→ THE INPUT
>>

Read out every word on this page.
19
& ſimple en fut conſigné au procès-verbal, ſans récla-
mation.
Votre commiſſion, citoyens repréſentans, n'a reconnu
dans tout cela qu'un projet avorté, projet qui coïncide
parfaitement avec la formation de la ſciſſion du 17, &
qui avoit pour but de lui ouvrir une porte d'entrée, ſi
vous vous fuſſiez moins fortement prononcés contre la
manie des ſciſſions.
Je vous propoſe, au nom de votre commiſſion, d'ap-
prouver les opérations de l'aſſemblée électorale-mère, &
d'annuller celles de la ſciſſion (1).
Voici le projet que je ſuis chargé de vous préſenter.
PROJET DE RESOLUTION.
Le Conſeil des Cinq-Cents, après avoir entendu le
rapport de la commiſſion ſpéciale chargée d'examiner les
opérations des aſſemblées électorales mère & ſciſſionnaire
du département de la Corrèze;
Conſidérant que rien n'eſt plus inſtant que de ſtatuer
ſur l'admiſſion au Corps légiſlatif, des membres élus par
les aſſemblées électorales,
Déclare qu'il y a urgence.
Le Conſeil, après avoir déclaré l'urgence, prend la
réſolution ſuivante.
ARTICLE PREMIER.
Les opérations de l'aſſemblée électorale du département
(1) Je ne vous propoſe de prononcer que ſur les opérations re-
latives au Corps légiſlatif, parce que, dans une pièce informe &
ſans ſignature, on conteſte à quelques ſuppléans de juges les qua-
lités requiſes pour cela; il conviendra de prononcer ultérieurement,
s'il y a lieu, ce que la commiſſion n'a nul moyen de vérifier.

<<

→ REQUIREMENT
Every entry above should be retyped exactly as shown.

→ OUTPUT OF THE EXERCISE
Read out every word on this page.
19
& ſimple en fut conſigné au procès-verbal, ſans récla-
mation.
Votre commiſſion, citoyens repréſentans, n'a reconnu
dans tout cela qu'un projet avorté, projet qui coïncide
parfaitement avec la formation de la ſciſſion du 17, &
qui avoit pour but de lui ouvrir une porte d'entrée, ſi
vous vous fuſſiez moins fortement prononcés contre la
manie des ſciſſions.
Je vous propoſe, au nom de votre commiſſion, d'ap-
prouver les opérations de l'aſſemblée électorale-mère, &
d'annuller celles de la ſciſſion (1).
Voici le projet que je ſuis chargé de vous préſenter.
PROJET DE RESOLUTION.
Le Conſeil des Cinq-Cents, après avoir entendu le
rapport de la commiſſion ſpéciale chargée d'examiner les
opérations des aſſemblées électorales mère & ſciſſionnaire
du département de la Corrèze;
Conſidérant que rien n'eſt plus inſtant que de ſtatuer
ſur l'admiſſion au Corps légiſlatif, des membres élus par
les aſſemblées électorales,
Déclare qu'il y a urgence.
Le Conſeil, après avoir déclaré l'urgence, prend la
réſolution ſuivante.
ARTICLE PREMIER.
Les opérations de l'aſſemblée électorale du département
(1) Je ne vous propoſe de prononcer que ſur les opérations re-
latives au Corps légiſlatif, parce que, dans une pièce informe &
ſans ſignature, on conteſte à quelques ſuppléans de juges les qua-
lités requiſes pour cela; il conviendra de prononcer ultérieurement,
s'il y a lieu, ce que la commiſſion n'a nul moyen de vérifier.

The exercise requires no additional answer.